"""

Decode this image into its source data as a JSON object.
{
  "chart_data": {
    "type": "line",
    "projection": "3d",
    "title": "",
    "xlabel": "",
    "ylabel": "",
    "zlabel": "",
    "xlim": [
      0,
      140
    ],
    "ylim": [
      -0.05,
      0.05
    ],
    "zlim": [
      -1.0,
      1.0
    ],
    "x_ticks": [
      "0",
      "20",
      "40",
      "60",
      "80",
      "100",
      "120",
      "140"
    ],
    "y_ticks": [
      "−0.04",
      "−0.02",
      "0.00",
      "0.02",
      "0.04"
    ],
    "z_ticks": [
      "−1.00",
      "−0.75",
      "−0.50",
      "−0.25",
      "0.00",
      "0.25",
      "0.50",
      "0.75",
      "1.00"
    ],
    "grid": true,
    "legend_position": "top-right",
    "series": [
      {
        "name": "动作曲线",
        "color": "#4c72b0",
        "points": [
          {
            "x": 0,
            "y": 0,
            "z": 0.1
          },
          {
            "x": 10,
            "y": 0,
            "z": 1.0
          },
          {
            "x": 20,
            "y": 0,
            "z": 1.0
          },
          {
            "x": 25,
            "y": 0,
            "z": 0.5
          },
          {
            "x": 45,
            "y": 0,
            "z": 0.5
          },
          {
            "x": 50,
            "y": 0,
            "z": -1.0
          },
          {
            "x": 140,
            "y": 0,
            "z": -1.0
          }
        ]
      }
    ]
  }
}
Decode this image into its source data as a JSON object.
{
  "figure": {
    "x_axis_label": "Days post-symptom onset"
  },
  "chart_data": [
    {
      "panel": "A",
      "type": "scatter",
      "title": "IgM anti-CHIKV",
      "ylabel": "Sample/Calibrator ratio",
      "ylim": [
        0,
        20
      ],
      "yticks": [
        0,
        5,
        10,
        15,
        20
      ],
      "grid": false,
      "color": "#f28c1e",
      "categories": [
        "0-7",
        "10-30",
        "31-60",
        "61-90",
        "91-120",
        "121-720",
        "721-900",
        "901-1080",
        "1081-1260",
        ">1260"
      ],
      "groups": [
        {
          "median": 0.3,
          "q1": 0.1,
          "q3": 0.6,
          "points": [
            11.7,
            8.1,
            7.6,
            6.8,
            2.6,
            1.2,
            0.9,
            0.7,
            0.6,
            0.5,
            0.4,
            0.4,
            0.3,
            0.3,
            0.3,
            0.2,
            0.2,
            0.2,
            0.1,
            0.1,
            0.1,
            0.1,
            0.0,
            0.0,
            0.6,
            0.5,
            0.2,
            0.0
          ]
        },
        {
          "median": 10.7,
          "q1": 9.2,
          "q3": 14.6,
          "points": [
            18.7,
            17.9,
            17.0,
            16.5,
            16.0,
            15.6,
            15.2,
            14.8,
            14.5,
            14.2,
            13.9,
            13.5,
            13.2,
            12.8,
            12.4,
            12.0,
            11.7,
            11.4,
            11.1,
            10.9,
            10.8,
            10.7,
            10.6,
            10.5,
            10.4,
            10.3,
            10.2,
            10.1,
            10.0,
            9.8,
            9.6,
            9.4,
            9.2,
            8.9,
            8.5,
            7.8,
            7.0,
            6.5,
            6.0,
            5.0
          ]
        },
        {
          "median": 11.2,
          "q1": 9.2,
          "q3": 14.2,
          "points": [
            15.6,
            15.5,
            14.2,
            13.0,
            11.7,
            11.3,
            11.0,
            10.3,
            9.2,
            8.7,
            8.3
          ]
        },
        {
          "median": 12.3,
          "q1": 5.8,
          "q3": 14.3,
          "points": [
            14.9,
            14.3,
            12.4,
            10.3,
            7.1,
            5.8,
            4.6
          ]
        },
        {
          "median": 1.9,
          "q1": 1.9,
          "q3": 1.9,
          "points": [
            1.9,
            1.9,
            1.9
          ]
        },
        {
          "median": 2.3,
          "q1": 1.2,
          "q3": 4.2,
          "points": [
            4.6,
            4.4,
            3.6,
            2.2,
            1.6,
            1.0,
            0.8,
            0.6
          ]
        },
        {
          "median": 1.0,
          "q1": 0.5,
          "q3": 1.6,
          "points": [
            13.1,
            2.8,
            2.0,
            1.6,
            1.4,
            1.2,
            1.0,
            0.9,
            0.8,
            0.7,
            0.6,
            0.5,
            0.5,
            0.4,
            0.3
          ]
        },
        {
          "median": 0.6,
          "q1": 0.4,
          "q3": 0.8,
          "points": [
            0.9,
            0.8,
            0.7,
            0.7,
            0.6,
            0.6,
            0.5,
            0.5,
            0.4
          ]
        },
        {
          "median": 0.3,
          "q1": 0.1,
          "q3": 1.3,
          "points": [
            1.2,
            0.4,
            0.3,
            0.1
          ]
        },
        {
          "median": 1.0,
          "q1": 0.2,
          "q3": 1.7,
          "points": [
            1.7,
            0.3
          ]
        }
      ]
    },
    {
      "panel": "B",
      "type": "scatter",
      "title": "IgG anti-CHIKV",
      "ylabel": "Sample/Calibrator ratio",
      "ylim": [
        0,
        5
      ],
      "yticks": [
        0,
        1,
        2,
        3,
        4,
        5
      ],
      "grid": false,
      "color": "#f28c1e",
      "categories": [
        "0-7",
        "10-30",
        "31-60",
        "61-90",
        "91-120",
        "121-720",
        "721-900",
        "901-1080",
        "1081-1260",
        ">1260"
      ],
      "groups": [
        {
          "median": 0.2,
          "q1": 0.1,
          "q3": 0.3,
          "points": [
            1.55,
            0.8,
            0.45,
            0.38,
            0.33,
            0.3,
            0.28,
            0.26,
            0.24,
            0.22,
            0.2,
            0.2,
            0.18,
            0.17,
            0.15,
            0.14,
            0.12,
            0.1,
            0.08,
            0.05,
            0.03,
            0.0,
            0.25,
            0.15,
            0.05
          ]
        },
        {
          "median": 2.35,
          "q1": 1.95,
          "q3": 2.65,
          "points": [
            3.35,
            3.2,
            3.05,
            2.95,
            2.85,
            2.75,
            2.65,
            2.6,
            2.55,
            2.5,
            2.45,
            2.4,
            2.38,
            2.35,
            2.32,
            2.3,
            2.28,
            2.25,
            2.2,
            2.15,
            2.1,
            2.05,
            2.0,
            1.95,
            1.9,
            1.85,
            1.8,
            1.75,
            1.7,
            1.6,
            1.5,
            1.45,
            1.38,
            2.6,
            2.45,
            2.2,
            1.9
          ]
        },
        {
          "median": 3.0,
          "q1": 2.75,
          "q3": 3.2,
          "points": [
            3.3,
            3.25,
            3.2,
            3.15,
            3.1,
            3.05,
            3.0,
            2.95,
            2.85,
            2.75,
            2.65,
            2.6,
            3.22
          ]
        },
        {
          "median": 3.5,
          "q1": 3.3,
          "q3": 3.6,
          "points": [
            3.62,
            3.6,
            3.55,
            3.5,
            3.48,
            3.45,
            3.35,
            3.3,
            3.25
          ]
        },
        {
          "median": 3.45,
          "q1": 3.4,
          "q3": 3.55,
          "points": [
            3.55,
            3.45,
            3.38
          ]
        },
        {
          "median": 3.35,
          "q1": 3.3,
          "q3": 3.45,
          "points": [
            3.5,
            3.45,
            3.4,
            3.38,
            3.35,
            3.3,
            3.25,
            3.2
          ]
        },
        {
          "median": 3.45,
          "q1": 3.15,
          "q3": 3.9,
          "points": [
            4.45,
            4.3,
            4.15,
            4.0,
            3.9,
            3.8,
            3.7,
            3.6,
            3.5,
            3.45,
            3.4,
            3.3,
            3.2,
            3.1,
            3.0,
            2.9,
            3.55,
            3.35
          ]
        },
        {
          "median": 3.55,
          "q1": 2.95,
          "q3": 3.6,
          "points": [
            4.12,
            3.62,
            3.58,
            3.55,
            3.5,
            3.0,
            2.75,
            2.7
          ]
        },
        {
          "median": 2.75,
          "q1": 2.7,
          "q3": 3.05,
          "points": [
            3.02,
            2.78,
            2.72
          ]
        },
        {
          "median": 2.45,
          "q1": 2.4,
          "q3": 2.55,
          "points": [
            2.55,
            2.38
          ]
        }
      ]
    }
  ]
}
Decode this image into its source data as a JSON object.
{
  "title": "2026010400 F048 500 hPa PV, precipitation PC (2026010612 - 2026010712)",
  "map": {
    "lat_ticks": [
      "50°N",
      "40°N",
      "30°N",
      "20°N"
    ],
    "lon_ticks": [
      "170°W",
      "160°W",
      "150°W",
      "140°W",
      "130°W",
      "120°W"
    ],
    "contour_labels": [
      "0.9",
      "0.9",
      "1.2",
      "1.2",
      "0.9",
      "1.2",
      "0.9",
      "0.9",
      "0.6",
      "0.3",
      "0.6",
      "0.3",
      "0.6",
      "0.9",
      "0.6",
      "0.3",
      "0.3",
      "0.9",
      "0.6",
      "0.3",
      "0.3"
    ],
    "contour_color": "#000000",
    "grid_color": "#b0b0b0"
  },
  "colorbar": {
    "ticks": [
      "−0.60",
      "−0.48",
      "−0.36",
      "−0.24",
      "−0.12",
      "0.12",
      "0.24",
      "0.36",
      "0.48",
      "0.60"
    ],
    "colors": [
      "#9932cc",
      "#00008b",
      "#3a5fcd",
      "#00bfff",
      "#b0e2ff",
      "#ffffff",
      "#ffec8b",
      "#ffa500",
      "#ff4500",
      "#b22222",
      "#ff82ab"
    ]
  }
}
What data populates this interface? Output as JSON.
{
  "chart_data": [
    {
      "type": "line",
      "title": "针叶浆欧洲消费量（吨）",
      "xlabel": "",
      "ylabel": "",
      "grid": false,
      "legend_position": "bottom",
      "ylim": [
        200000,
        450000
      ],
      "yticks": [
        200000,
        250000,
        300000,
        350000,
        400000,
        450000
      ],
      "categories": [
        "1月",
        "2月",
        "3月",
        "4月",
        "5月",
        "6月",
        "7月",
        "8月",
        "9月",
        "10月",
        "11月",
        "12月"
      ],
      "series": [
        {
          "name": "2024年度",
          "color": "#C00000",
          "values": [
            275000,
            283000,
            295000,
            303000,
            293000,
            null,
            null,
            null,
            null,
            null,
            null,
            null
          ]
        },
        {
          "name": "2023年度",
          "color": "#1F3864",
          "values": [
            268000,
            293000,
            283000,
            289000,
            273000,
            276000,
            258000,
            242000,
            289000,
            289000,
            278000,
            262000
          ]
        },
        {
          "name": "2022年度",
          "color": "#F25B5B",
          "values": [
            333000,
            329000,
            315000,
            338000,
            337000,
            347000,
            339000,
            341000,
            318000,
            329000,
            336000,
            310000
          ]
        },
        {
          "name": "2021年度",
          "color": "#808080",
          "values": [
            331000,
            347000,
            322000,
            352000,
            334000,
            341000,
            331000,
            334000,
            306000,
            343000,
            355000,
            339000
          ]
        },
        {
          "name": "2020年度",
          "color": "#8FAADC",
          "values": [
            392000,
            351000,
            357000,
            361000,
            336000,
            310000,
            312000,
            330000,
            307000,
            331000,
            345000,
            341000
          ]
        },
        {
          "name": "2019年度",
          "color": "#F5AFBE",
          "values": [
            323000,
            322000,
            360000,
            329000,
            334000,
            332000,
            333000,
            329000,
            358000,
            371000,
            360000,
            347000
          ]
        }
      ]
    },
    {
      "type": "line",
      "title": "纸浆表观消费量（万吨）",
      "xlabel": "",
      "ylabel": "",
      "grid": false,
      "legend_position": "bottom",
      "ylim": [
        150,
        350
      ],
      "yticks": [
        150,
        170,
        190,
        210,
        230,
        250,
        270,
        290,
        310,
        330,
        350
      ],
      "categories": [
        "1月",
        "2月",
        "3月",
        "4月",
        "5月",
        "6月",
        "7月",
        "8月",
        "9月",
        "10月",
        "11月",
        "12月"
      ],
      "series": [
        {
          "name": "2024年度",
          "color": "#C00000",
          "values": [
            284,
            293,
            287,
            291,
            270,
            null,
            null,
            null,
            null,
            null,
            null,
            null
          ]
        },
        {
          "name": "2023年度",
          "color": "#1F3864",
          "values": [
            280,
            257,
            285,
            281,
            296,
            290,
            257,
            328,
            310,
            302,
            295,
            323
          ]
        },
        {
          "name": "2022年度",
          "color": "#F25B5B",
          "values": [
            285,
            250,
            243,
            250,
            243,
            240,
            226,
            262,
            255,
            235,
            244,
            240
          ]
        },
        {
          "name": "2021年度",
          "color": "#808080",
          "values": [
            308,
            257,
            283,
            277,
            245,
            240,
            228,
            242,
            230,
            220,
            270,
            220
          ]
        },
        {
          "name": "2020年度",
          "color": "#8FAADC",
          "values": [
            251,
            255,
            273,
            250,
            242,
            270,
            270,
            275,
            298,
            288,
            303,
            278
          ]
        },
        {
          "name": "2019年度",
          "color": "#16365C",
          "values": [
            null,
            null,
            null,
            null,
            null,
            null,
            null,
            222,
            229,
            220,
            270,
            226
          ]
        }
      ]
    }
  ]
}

"""

* [PROBLEM TO WORK ON]
List all lines above in which the string "title" appears.

* [FINISHED EXERCISE]
    "title": "",
      "title": "IgM anti-CHIKV",
      "title": "IgG anti-CHIKV",
  "title": "2026010400 F048 500 hPa PV, precipitation PC (2026010612 - 2026010712)",
      "title": "针叶浆欧洲消费量（吨）",
      "title": "纸浆表观消费量（万吨）",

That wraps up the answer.